STATED EXERCISE -
What is the count of lines in the listing below that hold the string "outline"? Reply with that number alone.

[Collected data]
╭──

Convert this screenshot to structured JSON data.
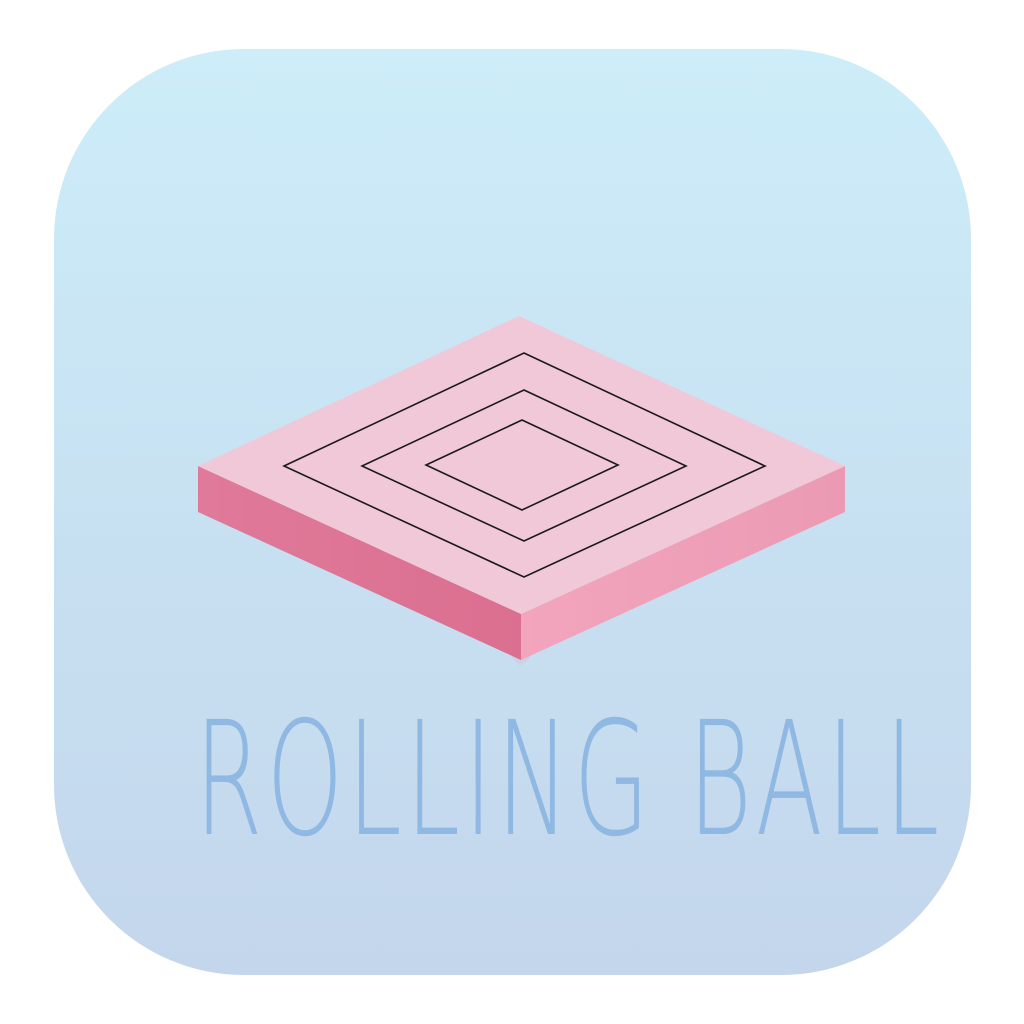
{
  "app": {
    "title": "ROLLING BALL"
  },
  "colors": {
    "background_top": "#cdedf9",
    "background_bottom": "#c4d6ec",
    "tile_top": "#f1c8d8",
    "tile_left_side": "#df7596",
    "tile_right_side": "#ef9db6",
    "maze_lines": "#1a1a1a",
    "title_text": "#8fb8e2"
  },
  "icons": {
    "tile": "isometric-maze-tile-icon"
  }
}
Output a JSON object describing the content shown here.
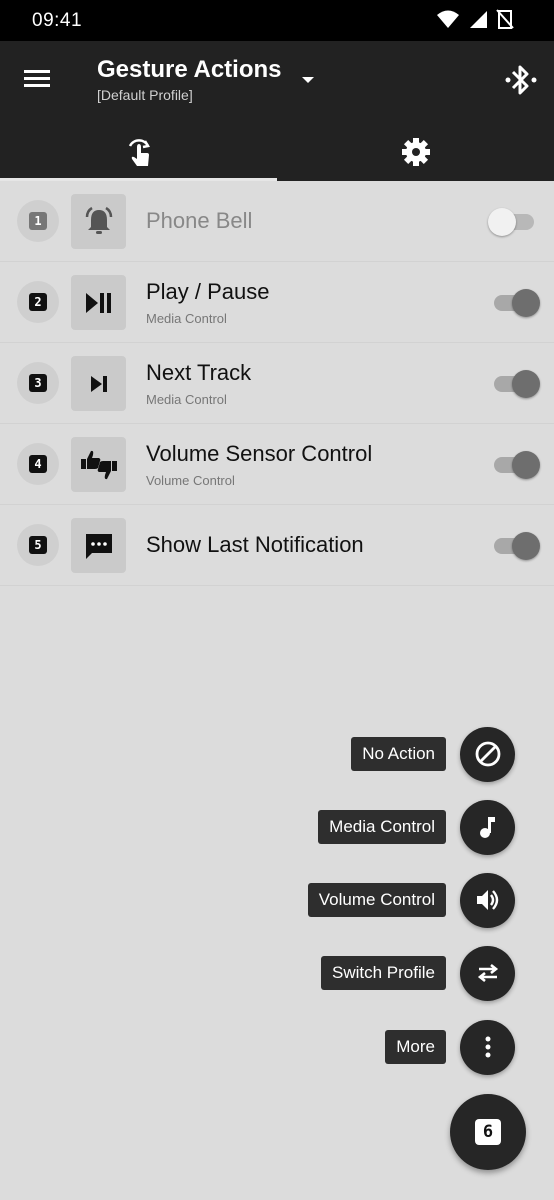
{
  "status_bar": {
    "time": "09:41"
  },
  "app_bar": {
    "title": "Gesture Actions",
    "subtitle": "[Default Profile]"
  },
  "tabs": [
    {
      "icon": "gesture-touch-icon",
      "selected": true
    },
    {
      "icon": "settings-gear-icon",
      "selected": false
    }
  ],
  "actions": [
    {
      "number": "1",
      "icon": "bell-ring-icon",
      "label": "Phone Bell",
      "sublabel": "",
      "enabled": false
    },
    {
      "number": "2",
      "icon": "play-pause-icon",
      "label": "Play / Pause",
      "sublabel": "Media Control",
      "enabled": true
    },
    {
      "number": "3",
      "icon": "skip-next-icon",
      "label": "Next Track",
      "sublabel": "Media Control",
      "enabled": true
    },
    {
      "number": "4",
      "icon": "thumbs-up-down-icon",
      "label": "Volume Sensor Control",
      "sublabel": "Volume Control",
      "enabled": true
    },
    {
      "number": "5",
      "icon": "message-dots-icon",
      "label": "Show Last Notification",
      "sublabel": "",
      "enabled": true
    }
  ],
  "fab_menu": [
    {
      "label": "No Action",
      "icon": "block-icon"
    },
    {
      "label": "Media Control",
      "icon": "music-note-icon"
    },
    {
      "label": "Volume Control",
      "icon": "volume-up-icon"
    },
    {
      "label": "Switch Profile",
      "icon": "swap-arrows-icon"
    },
    {
      "label": "More",
      "icon": "more-vertical-icon"
    }
  ],
  "fab_main": {
    "number": "6"
  },
  "colors": {
    "app_bar": "#222222",
    "background": "#dcdcdc",
    "fab": "#262626"
  }
}
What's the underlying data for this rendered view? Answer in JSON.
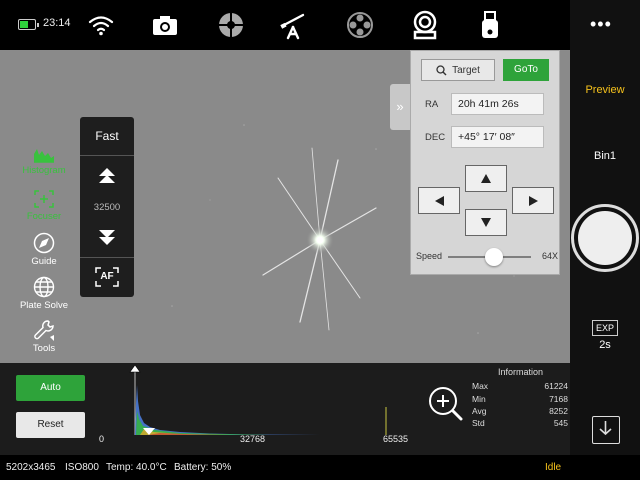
{
  "status_top": {
    "time": "23:14",
    "battery_level": 0.6
  },
  "top_icons": [
    "wifi-icon",
    "camera-icon",
    "filter-wheel-icon",
    "telescope-icon",
    "focuser-reel-icon",
    "guide-camera-icon",
    "usb-icon"
  ],
  "right_column": {
    "more": "•••",
    "preview": "Preview",
    "bin": "Bin1",
    "exp_label": "EXP",
    "exp_value": "2s"
  },
  "tools": {
    "histogram": "Histogram",
    "focuser": "Focuser",
    "guide": "Guide",
    "plate_solve": "Plate Solve",
    "tools": "Tools"
  },
  "speed_panel": {
    "mode": "Fast",
    "value": "32500",
    "af": "AF"
  },
  "goto_panel": {
    "target_label": "Target",
    "goto_label": "GoTo",
    "ra_label": "RA",
    "ra_value": "20h 41m 26s",
    "dec_label": "DEC",
    "dec_value": "+45° 17′ 08″",
    "speed_label": "Speed",
    "speed_value": "64X",
    "speed_fraction": 0.55
  },
  "histogram": {
    "auto_label": "Auto",
    "reset_label": "Reset",
    "axis": [
      "0",
      "32768",
      "65535"
    ]
  },
  "information": {
    "title": "Information",
    "rows": [
      {
        "label": "Max",
        "value": "61224"
      },
      {
        "label": "Min",
        "value": "7168"
      },
      {
        "label": "Avg",
        "value": "8252"
      },
      {
        "label": "Std",
        "value": "545"
      }
    ]
  },
  "status_bar": {
    "resolution": "5202x3465",
    "iso": "ISO800",
    "temp": "Temp: 40.0°C",
    "battery": "Battery: 50%",
    "state": "Idle"
  },
  "colors": {
    "accent_green": "#2ea33a",
    "accent_yellow": "#f6c21c",
    "tool_green": "#39c23e"
  }
}
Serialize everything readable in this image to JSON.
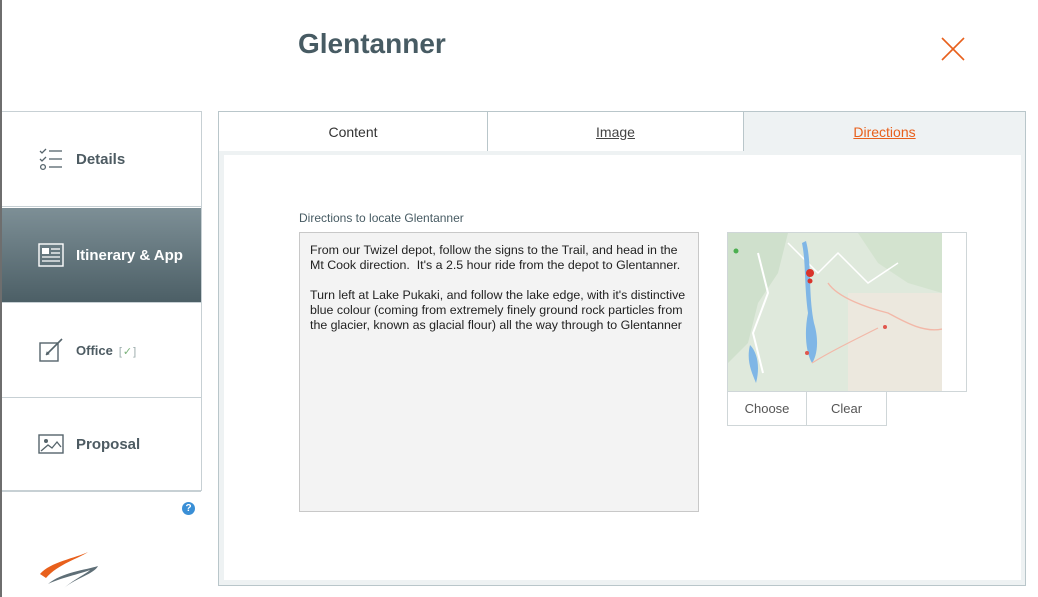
{
  "page": {
    "title": "Glentanner"
  },
  "sidebar": {
    "items": [
      {
        "label": "Details",
        "icon": "checklist-icon"
      },
      {
        "label": "Itinerary & App",
        "icon": "document-icon"
      },
      {
        "label": "Office",
        "icon": "edit-icon",
        "check_open": "[",
        "check_mark": "✓",
        "check_close": "]"
      },
      {
        "label": "Proposal",
        "icon": "image-icon"
      }
    ],
    "help_symbol": "?"
  },
  "tabs": [
    {
      "label": "Content"
    },
    {
      "label": "Image"
    },
    {
      "label": "Directions"
    }
  ],
  "directions": {
    "label": "Directions to locate Glentanner",
    "text": "From our Twizel depot, follow the signs to the Trail, and head in the Mt Cook direction.  It's a 2.5 hour ride from the depot to Glentanner.\n\nTurn left at Lake Pukaki, and follow the lake edge, with it's distinctive blue colour (coming from extremely finely ground rock particles from the glacier, known as glacial flour) all the way through to Glentanner"
  },
  "image_panel": {
    "choose_label": "Choose",
    "clear_label": "Clear"
  },
  "colors": {
    "accent": "#e8601c",
    "title": "#475b63",
    "active_tab_bg": "#eef2f3",
    "sidebar_active_top": "#7d8f96",
    "sidebar_active_bottom": "#4c5f66"
  }
}
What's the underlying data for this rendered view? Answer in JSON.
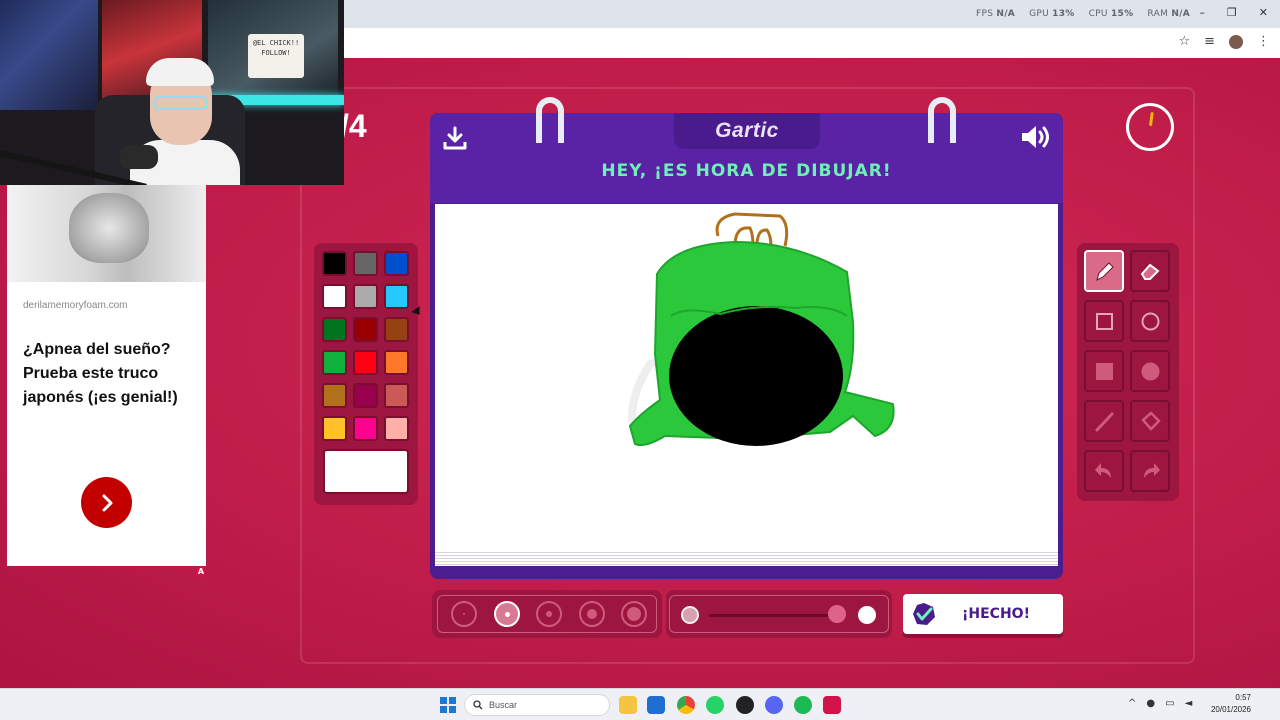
{
  "browser": {
    "sysstats": [
      {
        "label": "FPS",
        "value": "N/A"
      },
      {
        "label": "GPU",
        "value": "13%"
      },
      {
        "label": "CPU",
        "value": "15%"
      },
      {
        "label": "RAM",
        "value": "N/A"
      }
    ],
    "window_controls": [
      "–",
      "❐",
      "✕"
    ]
  },
  "game": {
    "logo": "Gartic",
    "round": "/4",
    "prompt": "HEY, ¡ES HORA DE DIBUJAR!",
    "done_label": "¡HECHO!",
    "timer_remaining_fraction": 0.98,
    "colors": {
      "background": "#c61d4a",
      "board": "#5a23a6",
      "prompt_text": "#6ff0b6",
      "selected_color": "#ffffff"
    },
    "palette": [
      "#000000",
      "#666666",
      "#0050cd",
      "#ffffff",
      "#aaaaaa",
      "#26c9ff",
      "#017420",
      "#990000",
      "#964112",
      "#11b03c",
      "#ff0013",
      "#ff7829",
      "#b0701c",
      "#99004e",
      "#cb5a57",
      "#ffc126",
      "#ff008f",
      "#feafa8"
    ],
    "tools": [
      {
        "name": "pencil-icon",
        "active": true
      },
      {
        "name": "eraser-icon",
        "active": false
      },
      {
        "name": "rectangle-outline-icon",
        "active": false
      },
      {
        "name": "ellipse-outline-icon",
        "active": false
      },
      {
        "name": "rectangle-filled-icon",
        "active": false
      },
      {
        "name": "ellipse-filled-icon",
        "active": false
      },
      {
        "name": "line-icon",
        "active": false
      },
      {
        "name": "fill-bucket-icon",
        "active": false
      },
      {
        "name": "undo-icon",
        "active": false
      },
      {
        "name": "redo-icon",
        "active": false
      }
    ],
    "brush_sizes_selected_index": 1,
    "opacity_level": 0.95
  },
  "webcam": {
    "sign_text": "@EL CHICK!! FOLLOW!"
  },
  "ad": {
    "domain": "derilamemoryfoam.com",
    "headline": "¿Apnea del sueño? Prueba este truco japonés (¡es genial!)",
    "badge": "A"
  },
  "taskbar": {
    "search_placeholder": "Buscar",
    "time": "0:57",
    "date": "20/01/2026"
  }
}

╰──

OUTPUT OF THE TASK -
2